DESCRIPTION OF THE TASK: Scan the records below for the word "count" and give only the number of lines that hold it.

DATA:
========================================

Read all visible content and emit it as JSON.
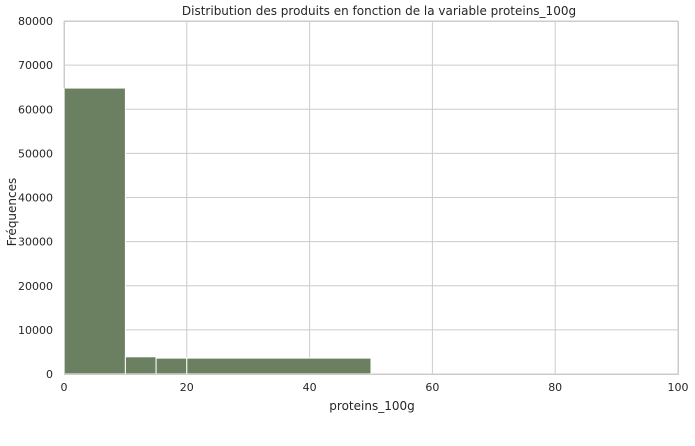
{
  "chart_data": {
    "type": "bar",
    "title": "Distribution des produits en fonction de la variable proteins_100g",
    "xlabel": "proteins_100g",
    "ylabel": "Fréquences",
    "xlim": [
      0,
      100
    ],
    "ylim": [
      0,
      80000
    ],
    "xticks": [
      "0",
      "20",
      "40",
      "60",
      "80",
      "100"
    ],
    "yticks": [
      "0",
      "10000",
      "20000",
      "30000",
      "40000",
      "50000",
      "60000",
      "70000",
      "80000"
    ],
    "grid": true,
    "bar_color": "#6b8060",
    "bins": [
      {
        "x0": 0,
        "x1": 10,
        "count": 64800
      },
      {
        "x0": 10,
        "x1": 15,
        "count": 3900
      },
      {
        "x0": 15,
        "x1": 20,
        "count": 3600
      },
      {
        "x0": 20,
        "x1": 50,
        "count": 3600
      }
    ]
  }
}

========================================

YOUR RESPONSE: 4